GOAL — Print every entry word for word, but omit the pictures.

SOURCE DATA —
§

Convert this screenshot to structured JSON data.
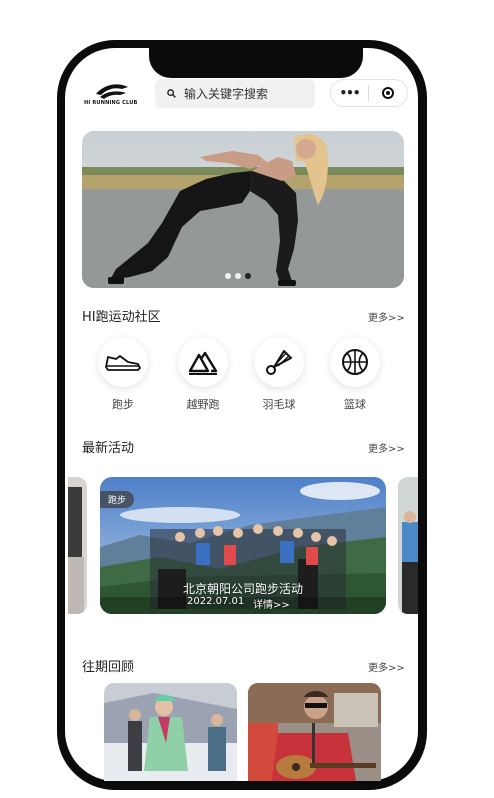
{
  "header": {
    "logo_text": "HI RUNNING CLUB",
    "search_placeholder": "输入关键字搜索",
    "capsule_more": "•••"
  },
  "banner": {
    "slide_count": 3,
    "active_slide": 3
  },
  "community": {
    "title": "HI跑运动社区",
    "more": "更多>>",
    "categories": [
      {
        "label": "跑步",
        "icon": "running-shoe-icon"
      },
      {
        "label": "越野跑",
        "icon": "mountain-icon"
      },
      {
        "label": "羽毛球",
        "icon": "shuttlecock-icon"
      },
      {
        "label": "篮球",
        "icon": "basketball-icon"
      }
    ]
  },
  "activities": {
    "title": "最新活动",
    "more": "更多>>",
    "card": {
      "tag": "跑步",
      "title": "北京朝阳公司跑步活动",
      "date": "2022.07.01",
      "detail": "详情>>"
    }
  },
  "review": {
    "title": "往期回顾",
    "more": "更多>>"
  }
}
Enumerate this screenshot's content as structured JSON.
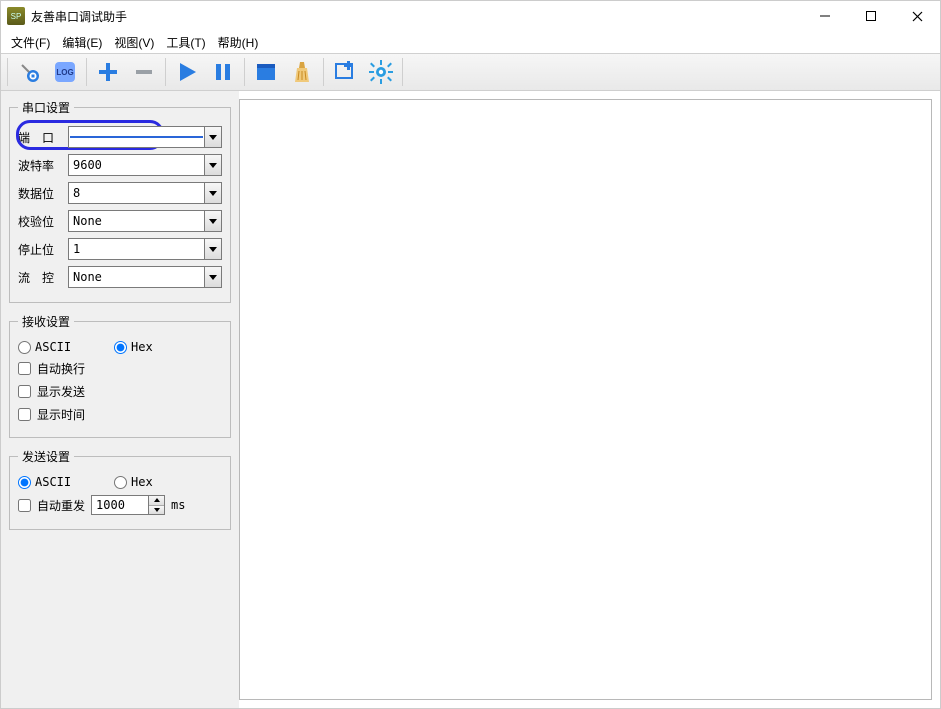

§

ANSWER TO THIS TASK —
Convert this screenshot to structured JSON data.
{
  "header": {
    "logo_text": "HI RUNNING CLUB",
    "search_placeholder": "输入关键字搜索",
    "capsule_more": "•••"
  },
  "banner": {
    "slide_count": 3,
    "active_slide": 3
  },
  "community": {
    "title": "HI跑运动社区",
    "more": "更多>>",
    "categories": [
      {
        "label": "跑步",
        "icon": "running-shoe-icon"
      },
      {
        "label": "越野跑",
        "icon": "mountain-icon"
      },
      {
        "label": "羽毛球",
        "icon": "shuttlecock-icon"
      },
      {
        "label": "篮球",
        "icon": "basketball-icon"
      }
    ]
  },
  "activities": {
    "title": "最新活动",
    "more": "更多>>",
    "card": {
      "tag": "跑步",
      "title": "北京朝阳公司跑步活动",
      "date": "2022.07.01",
      "detail": "详情>>"
    }
  },
  "review": {
    "title": "往期回顾",
    "more": "更多>>"
  }
}
Enumerate this screenshot's content as structured JSON.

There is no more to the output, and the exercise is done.